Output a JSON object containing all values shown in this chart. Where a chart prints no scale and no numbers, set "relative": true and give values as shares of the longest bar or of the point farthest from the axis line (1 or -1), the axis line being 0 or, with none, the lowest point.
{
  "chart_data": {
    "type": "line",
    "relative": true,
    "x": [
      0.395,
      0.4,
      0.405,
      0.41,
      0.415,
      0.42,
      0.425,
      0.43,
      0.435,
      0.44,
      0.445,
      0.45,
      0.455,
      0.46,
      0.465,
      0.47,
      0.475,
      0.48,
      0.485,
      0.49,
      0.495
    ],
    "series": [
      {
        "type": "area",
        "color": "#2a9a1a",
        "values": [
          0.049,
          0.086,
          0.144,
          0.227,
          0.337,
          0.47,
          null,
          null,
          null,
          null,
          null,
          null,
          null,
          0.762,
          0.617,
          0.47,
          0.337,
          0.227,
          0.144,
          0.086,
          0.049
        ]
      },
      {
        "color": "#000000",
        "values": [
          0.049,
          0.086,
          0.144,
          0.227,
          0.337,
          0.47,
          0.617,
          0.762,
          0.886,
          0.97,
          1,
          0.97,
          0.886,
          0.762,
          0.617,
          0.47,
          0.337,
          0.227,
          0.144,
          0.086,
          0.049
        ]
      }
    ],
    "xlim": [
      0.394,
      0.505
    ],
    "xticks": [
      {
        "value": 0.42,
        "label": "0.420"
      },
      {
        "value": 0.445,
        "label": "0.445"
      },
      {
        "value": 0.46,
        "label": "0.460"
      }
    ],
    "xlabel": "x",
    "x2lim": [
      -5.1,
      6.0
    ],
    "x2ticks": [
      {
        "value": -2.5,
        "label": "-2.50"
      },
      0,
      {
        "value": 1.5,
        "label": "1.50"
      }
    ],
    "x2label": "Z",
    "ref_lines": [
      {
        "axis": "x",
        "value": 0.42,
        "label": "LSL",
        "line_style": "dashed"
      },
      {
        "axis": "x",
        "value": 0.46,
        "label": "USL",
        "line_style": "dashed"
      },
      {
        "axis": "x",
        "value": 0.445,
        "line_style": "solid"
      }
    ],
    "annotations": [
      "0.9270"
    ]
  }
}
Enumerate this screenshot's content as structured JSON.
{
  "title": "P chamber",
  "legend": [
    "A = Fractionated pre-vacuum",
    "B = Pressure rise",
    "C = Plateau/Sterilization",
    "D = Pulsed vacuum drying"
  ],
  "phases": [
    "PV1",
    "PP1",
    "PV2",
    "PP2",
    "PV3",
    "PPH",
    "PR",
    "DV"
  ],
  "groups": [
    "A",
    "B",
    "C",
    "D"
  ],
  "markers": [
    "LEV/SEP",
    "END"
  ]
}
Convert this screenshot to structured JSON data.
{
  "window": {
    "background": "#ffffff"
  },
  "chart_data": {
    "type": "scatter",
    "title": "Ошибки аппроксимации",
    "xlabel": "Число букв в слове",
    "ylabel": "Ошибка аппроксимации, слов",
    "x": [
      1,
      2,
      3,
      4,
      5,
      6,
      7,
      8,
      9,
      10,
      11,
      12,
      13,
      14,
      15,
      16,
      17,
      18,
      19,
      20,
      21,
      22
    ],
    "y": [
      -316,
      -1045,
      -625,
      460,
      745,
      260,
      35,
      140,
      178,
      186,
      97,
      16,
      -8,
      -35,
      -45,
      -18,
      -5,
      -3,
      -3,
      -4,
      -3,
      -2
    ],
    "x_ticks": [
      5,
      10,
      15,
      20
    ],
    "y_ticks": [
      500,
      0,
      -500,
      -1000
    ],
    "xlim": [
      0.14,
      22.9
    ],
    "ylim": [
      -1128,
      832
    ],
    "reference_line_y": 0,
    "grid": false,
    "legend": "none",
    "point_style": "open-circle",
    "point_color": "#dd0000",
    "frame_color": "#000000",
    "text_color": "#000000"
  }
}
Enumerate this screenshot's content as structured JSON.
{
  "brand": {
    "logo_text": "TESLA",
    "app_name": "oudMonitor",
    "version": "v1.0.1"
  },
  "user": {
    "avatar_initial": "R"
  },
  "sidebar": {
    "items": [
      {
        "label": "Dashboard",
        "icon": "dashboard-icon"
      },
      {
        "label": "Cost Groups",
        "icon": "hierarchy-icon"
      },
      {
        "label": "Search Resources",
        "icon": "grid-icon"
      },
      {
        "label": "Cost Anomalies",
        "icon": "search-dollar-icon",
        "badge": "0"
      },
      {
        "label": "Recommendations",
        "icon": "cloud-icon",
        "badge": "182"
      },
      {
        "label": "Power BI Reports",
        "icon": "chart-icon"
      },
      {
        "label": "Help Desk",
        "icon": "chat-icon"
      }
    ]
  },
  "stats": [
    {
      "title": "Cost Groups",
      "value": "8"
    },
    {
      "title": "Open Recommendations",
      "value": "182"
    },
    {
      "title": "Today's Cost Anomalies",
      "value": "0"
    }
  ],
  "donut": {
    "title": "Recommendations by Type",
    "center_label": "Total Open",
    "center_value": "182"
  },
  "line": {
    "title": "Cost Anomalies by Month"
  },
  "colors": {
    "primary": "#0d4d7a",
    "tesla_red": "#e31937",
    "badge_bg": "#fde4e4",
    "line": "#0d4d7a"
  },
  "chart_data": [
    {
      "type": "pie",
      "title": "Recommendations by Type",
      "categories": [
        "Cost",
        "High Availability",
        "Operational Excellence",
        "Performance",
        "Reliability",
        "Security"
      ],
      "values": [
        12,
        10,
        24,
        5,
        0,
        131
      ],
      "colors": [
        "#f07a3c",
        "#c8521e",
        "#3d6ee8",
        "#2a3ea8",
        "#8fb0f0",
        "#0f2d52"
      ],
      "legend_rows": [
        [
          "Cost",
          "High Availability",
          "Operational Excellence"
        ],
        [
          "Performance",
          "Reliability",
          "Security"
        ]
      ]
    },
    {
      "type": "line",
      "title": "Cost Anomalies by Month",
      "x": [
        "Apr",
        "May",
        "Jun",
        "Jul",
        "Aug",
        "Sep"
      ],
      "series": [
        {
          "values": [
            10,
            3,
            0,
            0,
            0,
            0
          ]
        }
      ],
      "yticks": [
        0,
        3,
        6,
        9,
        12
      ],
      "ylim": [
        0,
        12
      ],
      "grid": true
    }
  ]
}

### Task statement
Gather each line in the data that holds the string "icon".

### Task solution
        "icon": "dashboard-icon"
        "icon": "hierarchy-icon"
        "icon": "grid-icon"
        "icon": "search-dollar-icon",
        "icon": "cloud-icon",
        "icon": "chart-icon"
        "icon": "chat-icon"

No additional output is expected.